SOURCE EXTRACT section start

The prodigal son ruined his life and came home. He had a long time to reflect on how free his father had made him, and how dangerous that was to him. But he came home. And the father met him and reinstated him completely. No repentance, no provision – “he is sort of any immature Christian, we should put him under the law for a little while, to school him. He might do this again, and if we don’t discipline him, he might just go back and do it again.” I’m sure that the father’s servants had all of these very important and helpful things to say to him.

But the father said, “No, give him the ring, give him the shoes, give him the robe. He’s my son. It’s as if he never left.” But I guarantee you, something happened in the heart of that boy. That boy was never the same. The love of the Father is the same yesterday and today and forever, but our response to the Father once we’ve been loved in that way is never the same.

God wants us free of manipulation so that when we come back to him, it’s the real thing. Another way to put this is that you cannot give yourself to God if you don’t own yourself. If you are not in possession of yourself, if you’re doing what you’re doing out of some compulsion or manipulation that’s in your conscience or religion or from the expectations of the people around you, if you’re not completely in control of yourself and you are not making choices, then you cannot give yourself.

God will not sell you anything or trade you anything, he will only give. And he will not be bought or manipulated or coerced. He will only receive. Freely given, freely received. That’s the kind of relationship he wants us to have with him. And it is dangerous, it requires a close relationship with him, it requires knowing him, and it requires courage. That’s what he has called us to be. It is for freedom that Christ has set us free. Know Jesus, and you will be free indeed.

I know that God has called this church to do great things, and it is going to cost a lot of money to do those things. And I have just made it impossible for me to manipulate that money out of you. But I am not nervous about it, because I know that once you see God’s lavish love for you and the extent of his grace poured out to you, you will be so grateful that he has given you so many ways to love him back, one of the ways being your life’s blood your money. You will be so grateful that he has given you this avenue to come back to him. And then you will know the joy of being a cheerful giver, not a manipulated giver.

Paul didn’t use the law to motivate people to give. He said, “Don’t you know that Jesus was rich, and for your sake became poor?” (2 Corinthians 8:9). He holds up an example of love and incites them to love God back. “I am not commanding you, but I am checking out the sincertity of your love.”

SOURCE EXTRACT section end
DATASET ENTRIES section start

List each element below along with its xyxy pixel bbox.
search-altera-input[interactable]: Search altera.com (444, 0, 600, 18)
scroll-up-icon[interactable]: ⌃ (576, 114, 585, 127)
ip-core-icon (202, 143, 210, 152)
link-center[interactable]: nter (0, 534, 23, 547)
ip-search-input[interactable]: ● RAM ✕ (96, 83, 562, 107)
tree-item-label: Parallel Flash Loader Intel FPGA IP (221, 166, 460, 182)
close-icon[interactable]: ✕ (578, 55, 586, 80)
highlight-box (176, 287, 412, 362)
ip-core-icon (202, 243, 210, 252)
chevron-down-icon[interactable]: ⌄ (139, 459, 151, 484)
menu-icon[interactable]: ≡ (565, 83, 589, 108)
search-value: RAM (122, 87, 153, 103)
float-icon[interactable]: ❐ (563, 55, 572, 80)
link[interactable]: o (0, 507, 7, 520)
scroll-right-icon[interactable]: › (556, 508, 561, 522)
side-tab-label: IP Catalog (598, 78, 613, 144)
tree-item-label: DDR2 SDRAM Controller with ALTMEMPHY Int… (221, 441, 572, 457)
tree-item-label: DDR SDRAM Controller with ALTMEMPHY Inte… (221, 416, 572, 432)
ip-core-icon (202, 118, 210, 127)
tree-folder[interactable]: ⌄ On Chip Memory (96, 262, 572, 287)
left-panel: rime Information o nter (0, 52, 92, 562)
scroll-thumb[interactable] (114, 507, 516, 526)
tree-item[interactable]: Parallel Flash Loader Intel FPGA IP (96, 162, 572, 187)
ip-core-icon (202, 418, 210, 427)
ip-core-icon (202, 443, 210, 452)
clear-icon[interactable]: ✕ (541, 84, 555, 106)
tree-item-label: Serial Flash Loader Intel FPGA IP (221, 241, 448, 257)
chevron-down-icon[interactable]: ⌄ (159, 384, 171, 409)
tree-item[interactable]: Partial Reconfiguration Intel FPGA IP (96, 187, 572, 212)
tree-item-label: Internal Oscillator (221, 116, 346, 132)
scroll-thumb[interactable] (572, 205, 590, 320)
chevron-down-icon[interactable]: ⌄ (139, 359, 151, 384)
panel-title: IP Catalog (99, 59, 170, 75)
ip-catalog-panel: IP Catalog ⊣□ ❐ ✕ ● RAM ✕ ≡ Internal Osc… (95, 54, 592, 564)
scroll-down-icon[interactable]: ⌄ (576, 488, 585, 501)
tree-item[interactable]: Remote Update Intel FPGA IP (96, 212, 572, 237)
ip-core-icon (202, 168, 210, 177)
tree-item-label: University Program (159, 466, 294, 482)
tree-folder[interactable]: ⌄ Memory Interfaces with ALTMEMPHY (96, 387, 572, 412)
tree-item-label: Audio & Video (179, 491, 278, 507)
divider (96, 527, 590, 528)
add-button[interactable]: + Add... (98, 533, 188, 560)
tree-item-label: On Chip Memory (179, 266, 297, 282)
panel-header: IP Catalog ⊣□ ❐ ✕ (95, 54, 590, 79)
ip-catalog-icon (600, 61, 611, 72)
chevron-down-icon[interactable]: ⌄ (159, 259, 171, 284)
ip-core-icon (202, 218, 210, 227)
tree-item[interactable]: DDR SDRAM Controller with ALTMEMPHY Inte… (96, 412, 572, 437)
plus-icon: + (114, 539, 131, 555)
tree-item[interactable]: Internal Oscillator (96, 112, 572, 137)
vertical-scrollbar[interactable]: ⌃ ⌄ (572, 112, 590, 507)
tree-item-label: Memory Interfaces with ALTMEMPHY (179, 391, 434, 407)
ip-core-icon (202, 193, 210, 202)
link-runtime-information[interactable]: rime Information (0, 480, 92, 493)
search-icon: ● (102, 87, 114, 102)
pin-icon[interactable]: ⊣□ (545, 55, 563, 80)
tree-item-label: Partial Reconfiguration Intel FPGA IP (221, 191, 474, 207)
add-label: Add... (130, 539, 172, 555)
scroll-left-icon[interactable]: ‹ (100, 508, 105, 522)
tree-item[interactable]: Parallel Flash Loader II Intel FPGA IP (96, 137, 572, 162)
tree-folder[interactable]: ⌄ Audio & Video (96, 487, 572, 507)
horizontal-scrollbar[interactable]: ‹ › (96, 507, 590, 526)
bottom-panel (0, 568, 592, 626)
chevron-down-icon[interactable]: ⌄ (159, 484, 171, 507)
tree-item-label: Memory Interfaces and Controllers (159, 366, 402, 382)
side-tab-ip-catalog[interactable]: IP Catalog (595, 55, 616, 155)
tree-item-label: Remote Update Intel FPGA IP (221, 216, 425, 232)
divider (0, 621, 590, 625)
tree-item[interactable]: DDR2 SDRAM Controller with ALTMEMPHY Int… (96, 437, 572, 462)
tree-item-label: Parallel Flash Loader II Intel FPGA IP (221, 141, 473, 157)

DATASET ENTRIES section end

Decide whether each statement agrees with the passage on freedom and giving, answering yes or no and quoting the deciding words. 1. The father put his returning son under the law for a while before accepting him back. 2. Paul used the law to motivate people to give. 3. God will not trade with people but will only give. The records play no part in this exercise.

1. No: "And the father met him and reinstated him completely."
2. No: "Paul didn’t use the law to motivate people to give."
3. Yes: "God will not sell you anything or trade you anything, he will only give."